From Catholic News Service
Woman says China targets Muslim population for forced family planning
By Regina Linskey, Catholic News Service
WASHINGTON (CNS) -- Chinese authorities are targeting an
autonomous Muslim population for forced family planning, said a
woman once held as a Chinese political prisoner.
During a wide-ranging congressional hearing that spotlighted
China's often-criticized human rights record, Rep. Christopher
Smith, R-N.J., also heard testimony about violations of religious
freedom. Smith, the only congressman present, chairs the House
subcommittee that oversees global human rights.
The April 19 hearings were conducted the day before U.S.
President George W. Bush met with Chinese President Hu Jintao.
Rebiya Kadeer, president of the International Uyghur Human Rights
and Democracy Foundation and a former political prisoner, testified
through an English translator that in February a senior government
official targeted the predominantly Muslim Uighur people, who live
in the rural area of Xinjiang, an autonomous region between Tibet
and Kazakhstan, for family planning.

━━━━━━━━━━━━━━━━━━━━

→ Task to carry out
Write the next part of the news story about China's forced family planning among Uighurs, picking up after its last sentence.

→ Items in a dataset
━━━━━━━━━━━━━━━━━━━━

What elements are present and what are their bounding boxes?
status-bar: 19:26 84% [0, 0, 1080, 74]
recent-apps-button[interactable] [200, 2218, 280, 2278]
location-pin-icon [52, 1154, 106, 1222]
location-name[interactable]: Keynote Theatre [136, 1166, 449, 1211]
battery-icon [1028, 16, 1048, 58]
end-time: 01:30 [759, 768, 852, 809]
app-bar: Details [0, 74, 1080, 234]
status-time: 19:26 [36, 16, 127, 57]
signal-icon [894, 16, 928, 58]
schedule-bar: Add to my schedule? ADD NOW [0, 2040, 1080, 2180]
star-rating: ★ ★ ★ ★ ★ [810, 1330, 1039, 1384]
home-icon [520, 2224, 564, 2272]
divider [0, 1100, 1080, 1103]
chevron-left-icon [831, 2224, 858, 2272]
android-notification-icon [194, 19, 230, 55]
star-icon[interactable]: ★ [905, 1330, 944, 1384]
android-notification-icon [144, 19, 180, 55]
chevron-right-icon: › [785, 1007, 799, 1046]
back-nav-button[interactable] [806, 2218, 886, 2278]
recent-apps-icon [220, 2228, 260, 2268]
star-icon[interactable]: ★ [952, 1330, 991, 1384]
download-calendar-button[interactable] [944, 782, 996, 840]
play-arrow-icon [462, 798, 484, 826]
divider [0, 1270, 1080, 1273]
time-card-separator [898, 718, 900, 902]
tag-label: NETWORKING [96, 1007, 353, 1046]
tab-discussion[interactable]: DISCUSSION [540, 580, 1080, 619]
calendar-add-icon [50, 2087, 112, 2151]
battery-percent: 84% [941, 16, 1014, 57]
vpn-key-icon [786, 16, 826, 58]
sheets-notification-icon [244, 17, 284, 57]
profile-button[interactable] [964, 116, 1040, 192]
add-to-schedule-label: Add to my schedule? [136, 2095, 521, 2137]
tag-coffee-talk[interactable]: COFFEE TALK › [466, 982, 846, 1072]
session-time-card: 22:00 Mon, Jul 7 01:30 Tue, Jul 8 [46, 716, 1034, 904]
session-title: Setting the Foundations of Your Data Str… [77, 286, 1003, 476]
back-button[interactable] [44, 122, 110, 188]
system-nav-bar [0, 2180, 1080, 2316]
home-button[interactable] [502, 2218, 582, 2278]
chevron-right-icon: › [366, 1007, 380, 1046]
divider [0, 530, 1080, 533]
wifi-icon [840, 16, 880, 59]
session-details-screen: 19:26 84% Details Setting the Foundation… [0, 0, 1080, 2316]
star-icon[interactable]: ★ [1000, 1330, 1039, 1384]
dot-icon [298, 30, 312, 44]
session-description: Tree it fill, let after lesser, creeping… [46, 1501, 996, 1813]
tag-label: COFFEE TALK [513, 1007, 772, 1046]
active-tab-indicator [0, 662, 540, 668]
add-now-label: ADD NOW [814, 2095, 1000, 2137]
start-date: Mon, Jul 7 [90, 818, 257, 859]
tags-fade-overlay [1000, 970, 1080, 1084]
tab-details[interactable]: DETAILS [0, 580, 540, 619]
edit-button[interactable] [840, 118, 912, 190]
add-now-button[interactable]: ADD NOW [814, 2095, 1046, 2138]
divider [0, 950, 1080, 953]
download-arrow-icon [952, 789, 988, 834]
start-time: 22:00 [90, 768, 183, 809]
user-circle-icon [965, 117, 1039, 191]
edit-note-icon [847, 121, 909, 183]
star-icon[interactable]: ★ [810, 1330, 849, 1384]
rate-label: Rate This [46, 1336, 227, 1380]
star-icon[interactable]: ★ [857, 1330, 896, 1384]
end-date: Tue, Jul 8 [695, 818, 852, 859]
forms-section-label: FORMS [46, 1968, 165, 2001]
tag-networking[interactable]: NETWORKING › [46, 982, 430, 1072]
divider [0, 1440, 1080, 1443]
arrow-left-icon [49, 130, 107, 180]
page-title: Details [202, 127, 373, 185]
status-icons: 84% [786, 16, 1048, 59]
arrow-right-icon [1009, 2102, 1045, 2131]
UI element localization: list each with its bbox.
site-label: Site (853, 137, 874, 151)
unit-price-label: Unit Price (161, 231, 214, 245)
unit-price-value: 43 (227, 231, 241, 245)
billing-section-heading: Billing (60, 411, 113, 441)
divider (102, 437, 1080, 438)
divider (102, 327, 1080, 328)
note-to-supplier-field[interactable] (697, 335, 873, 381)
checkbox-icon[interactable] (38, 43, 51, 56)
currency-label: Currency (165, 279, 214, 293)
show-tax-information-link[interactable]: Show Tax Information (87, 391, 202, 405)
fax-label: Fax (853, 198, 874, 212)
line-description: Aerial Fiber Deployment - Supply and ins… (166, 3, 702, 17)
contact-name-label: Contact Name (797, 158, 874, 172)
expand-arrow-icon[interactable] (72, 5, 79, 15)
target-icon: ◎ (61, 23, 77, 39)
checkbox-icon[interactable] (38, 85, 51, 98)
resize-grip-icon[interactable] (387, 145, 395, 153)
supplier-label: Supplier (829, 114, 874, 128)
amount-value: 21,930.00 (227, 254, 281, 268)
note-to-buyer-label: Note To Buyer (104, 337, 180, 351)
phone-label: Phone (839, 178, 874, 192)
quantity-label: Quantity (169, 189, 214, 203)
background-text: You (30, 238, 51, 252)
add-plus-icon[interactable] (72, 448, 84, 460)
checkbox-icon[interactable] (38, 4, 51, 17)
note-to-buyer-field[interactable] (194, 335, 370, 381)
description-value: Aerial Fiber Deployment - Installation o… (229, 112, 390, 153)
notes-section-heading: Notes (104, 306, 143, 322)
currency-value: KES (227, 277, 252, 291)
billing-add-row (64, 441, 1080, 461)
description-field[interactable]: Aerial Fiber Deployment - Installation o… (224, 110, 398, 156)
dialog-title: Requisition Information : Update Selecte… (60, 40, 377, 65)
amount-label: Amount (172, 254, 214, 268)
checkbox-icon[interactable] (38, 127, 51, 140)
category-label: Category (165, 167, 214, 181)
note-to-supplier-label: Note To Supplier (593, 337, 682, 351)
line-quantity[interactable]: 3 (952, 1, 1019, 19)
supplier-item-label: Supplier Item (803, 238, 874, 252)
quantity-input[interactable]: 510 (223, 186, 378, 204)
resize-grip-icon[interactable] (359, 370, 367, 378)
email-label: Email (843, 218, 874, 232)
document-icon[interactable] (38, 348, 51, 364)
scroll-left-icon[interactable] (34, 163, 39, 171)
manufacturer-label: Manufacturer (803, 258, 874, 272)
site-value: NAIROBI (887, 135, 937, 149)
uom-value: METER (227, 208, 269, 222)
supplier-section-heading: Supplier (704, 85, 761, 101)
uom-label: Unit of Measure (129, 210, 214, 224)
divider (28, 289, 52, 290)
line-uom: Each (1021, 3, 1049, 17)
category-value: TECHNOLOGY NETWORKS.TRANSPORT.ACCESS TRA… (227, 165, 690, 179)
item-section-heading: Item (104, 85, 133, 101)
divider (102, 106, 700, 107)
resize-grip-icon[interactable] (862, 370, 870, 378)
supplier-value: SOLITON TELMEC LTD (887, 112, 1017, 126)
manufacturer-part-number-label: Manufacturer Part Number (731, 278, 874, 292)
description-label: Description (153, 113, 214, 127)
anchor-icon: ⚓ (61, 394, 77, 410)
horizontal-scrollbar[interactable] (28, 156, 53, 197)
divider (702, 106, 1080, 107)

━━━━━━━━━━━━━━━━━━━━

→ Task result
The Chinese government recently announced that the Xinjiang
region's population has increased, an occurrence Kadeer calls
ironic. The increase in population is the result of government
incentives that have been attracting Chinese migrants, she said, but
the Uighur people's numbers are decreasing because of "forced,
late-term abortions" and "forced sterilizations."
"The justification for this is that reducing the number of births
in rural areas -- by whatever means -- will reduce poverty and will
also reduce the need for more resources to be spent on education,
health," she said.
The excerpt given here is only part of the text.